Dataset entries:
━━━━━━━━━━

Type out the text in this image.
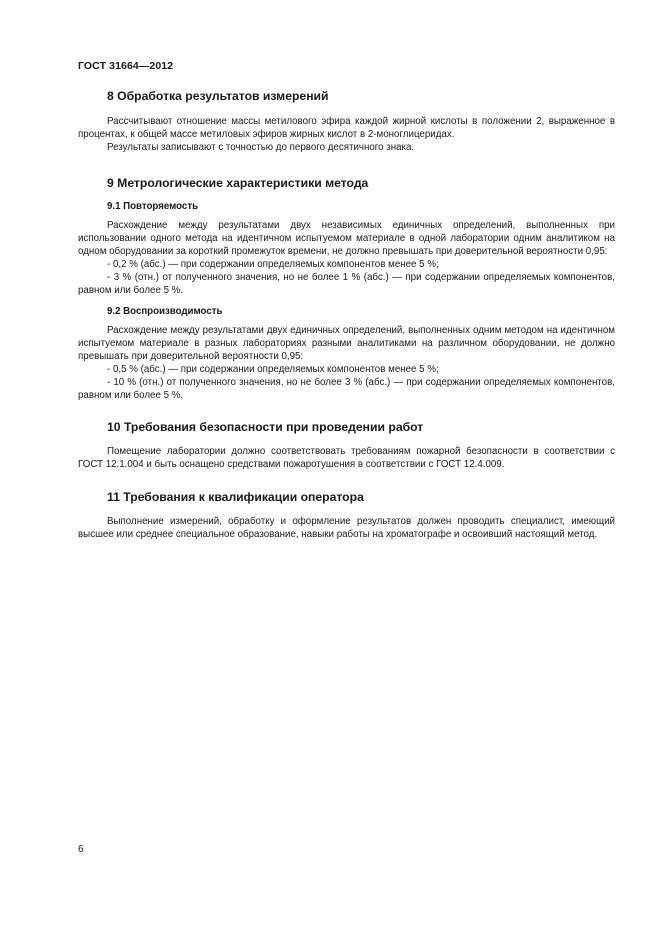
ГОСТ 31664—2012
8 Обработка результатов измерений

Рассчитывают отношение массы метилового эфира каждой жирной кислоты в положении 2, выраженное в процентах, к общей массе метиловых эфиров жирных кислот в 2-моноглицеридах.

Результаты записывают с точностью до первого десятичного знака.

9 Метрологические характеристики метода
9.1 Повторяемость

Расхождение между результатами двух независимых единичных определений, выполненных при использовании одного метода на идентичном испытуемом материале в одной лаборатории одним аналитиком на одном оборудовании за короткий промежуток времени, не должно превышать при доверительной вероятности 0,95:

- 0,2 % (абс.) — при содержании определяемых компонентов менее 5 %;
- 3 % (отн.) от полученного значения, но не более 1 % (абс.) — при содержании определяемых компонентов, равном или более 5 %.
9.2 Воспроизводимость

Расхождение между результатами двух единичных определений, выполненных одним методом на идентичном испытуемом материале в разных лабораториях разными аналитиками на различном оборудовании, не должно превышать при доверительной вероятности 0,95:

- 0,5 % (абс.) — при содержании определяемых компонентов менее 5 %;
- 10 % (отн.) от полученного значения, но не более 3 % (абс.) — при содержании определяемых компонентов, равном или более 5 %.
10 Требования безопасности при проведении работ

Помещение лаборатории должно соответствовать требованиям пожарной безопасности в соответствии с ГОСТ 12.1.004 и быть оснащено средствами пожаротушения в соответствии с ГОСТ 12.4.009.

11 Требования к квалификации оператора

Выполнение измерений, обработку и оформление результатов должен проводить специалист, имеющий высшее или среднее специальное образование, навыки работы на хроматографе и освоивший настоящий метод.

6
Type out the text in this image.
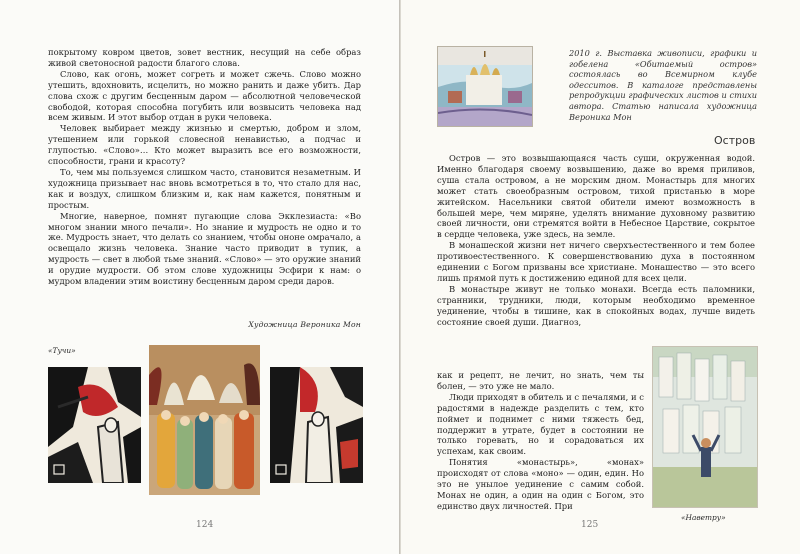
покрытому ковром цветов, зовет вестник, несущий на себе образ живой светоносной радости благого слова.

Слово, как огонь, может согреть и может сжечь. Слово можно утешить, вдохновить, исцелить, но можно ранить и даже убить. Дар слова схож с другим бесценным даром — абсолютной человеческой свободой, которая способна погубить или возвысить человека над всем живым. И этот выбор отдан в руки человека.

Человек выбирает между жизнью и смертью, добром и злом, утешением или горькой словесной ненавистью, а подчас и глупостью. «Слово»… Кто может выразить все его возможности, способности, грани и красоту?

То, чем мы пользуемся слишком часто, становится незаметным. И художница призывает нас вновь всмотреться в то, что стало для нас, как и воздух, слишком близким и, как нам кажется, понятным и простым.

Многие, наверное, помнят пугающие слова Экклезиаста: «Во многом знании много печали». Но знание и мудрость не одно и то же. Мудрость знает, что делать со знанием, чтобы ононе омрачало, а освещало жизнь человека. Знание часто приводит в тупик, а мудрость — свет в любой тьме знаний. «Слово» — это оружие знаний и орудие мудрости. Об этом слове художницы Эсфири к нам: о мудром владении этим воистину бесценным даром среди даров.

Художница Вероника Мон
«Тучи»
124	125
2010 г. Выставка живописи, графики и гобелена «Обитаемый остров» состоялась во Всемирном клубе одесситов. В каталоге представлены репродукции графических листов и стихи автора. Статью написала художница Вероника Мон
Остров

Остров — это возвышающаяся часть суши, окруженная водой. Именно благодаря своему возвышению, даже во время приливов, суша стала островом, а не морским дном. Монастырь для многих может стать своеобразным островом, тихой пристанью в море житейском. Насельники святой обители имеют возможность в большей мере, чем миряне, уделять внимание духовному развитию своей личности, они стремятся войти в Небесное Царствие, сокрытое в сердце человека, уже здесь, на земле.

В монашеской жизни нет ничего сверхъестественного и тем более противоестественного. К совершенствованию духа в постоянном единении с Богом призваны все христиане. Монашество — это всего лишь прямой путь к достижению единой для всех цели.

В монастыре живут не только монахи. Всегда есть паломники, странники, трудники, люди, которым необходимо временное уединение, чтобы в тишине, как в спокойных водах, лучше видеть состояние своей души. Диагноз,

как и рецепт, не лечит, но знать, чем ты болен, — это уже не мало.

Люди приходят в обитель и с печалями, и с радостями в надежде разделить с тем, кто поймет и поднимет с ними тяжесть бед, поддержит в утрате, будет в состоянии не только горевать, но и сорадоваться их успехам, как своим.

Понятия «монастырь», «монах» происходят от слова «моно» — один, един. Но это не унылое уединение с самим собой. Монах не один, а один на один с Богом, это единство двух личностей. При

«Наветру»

━━━━━━━━━━

_WRITTEN REQUEST_:
Copy the records word for word, leaving no picture in the copy.

_FINAL ANSWER_:
Type out the text in this image.
ГОСТ 31664—2012
8 Обработка результатов измерений

Рассчитывают отношение массы метилового эфира каждой жирной кислоты в положении 2, выраженное в процентах, к общей массе метиловых эфиров жирных кислот в 2-моноглицеридах.

Результаты записывают с точностью до первого десятичного знака.

9 Метрологические характеристики метода
9.1 Повторяемость

Расхождение между результатами двух независимых единичных определений, выполненных при использовании одного метода на идентичном испытуемом материале в одной лаборатории одним аналитиком на одном оборудовании за короткий промежуток времени, не должно превышать при доверительной вероятности 0,95:

- 0,2 % (абс.) — при содержании определяемых компонентов менее 5 %;
- 3 % (отн.) от полученного значения, но не более 1 % (абс.) — при содержании определяемых компонентов, равном или более 5 %.
9.2 Воспроизводимость

Расхождение между результатами двух единичных определений, выполненных одним методом на идентичном испытуемом материале в разных лабораториях разными аналитиками на различном оборудовании, не должно превышать при доверительной вероятности 0,95:

- 0,5 % (абс.) — при содержании определяемых компонентов менее 5 %;
- 10 % (отн.) от полученного значения, но не более 3 % (абс.) — при содержании определяемых компонентов, равном или более 5 %.
10 Требования безопасности при проведении работ

Помещение лаборатории должно соответствовать требованиям пожарной безопасности в соответствии с ГОСТ 12.1.004 и быть оснащено средствами пожаротушения в соответствии с ГОСТ 12.4.009.

11 Требования к квалификации оператора

Выполнение измерений, обработку и оформление результатов должен проводить специалист, имеющий высшее или среднее специальное образование, навыки работы на хроматографе и освоивший настоящий метод.

6
Type out the text in this image.
покрытому ковром цветов, зовет вестник, несущий на себе образ живой светоносной радости благого слова.

Слово, как огонь, может согреть и может сжечь. Слово можно утешить, вдохновить, исцелить, но можно ранить и даже убить. Дар слова схож с другим бесценным даром — абсолютной человеческой свободой, которая способна погубить или возвысить человека над всем живым. И этот выбор отдан в руки человека.

Человек выбирает между жизнью и смертью, добром и злом, утешением или горькой словесной ненавистью, а подчас и глупостью. «Слово»… Кто может выразить все его возможности, способности, грани и красоту?

То, чем мы пользуемся слишком часто, становится незаметным. И художница призывает нас вновь всмотреться в то, что стало для нас, как и воздух, слишком близким и, как нам кажется, понятным и простым.

Многие, наверное, помнят пугающие слова Экклезиаста: «Во многом знании много печали». Но знание и мудрость не одно и то же. Мудрость знает, что делать со знанием, чтобы ононе омрачало, а освещало жизнь человека. Знание часто приводит в тупик, а мудрость — свет в любой тьме знаний. «Слово» — это оружие знаний и орудие мудрости. Об этом слове художницы Эсфири к нам: о мудром владении этим воистину бесценным даром среди даров.

Художница Вероника Мон
«Тучи»
124	125
2010 г. Выставка живописи, графики и гобелена «Обитаемый остров» состоялась во Всемирном клубе одесситов. В каталоге представлены репродукции графических листов и стихи автора. Статью написала художница Вероника Мон
Остров

Остров — это возвышающаяся часть суши, окруженная водой. Именно благодаря своему возвышению, даже во время приливов, суша стала островом, а не морским дном. Монастырь для многих может стать своеобразным островом, тихой пристанью в море житейском. Насельники святой обители имеют возможность в большей мере, чем миряне, уделять внимание духовному развитию своей личности, они стремятся войти в Небесное Царствие, сокрытое в сердце человека, уже здесь, на земле.

В монашеской жизни нет ничего сверхъестественного и тем более противоестественного. К совершенствованию духа в постоянном единении с Богом призваны все христиане. Монашество — это всего лишь прямой путь к достижению единой для всех цели.

В монастыре живут не только монахи. Всегда есть паломники, странники, трудники, люди, которым необходимо временное уединение, чтобы в тишине, как в спокойных водах, лучше видеть состояние своей души. Диагноз,

как и рецепт, не лечит, но знать, чем ты болен, — это уже не мало.

Люди приходят в обитель и с печалями, и с радостями в надежде разделить с тем, кто поймет и поднимет с ними тяжесть бед, поддержит в утрате, будет в состоянии не только горевать, но и сорадоваться их успехам, как своим.

Понятия «монастырь», «монах» происходят от слова «моно» — один, един. Но это не унылое уединение с самим собой. Монах не один, а один на один с Богом, это единство двух личностей. При

«Наветру»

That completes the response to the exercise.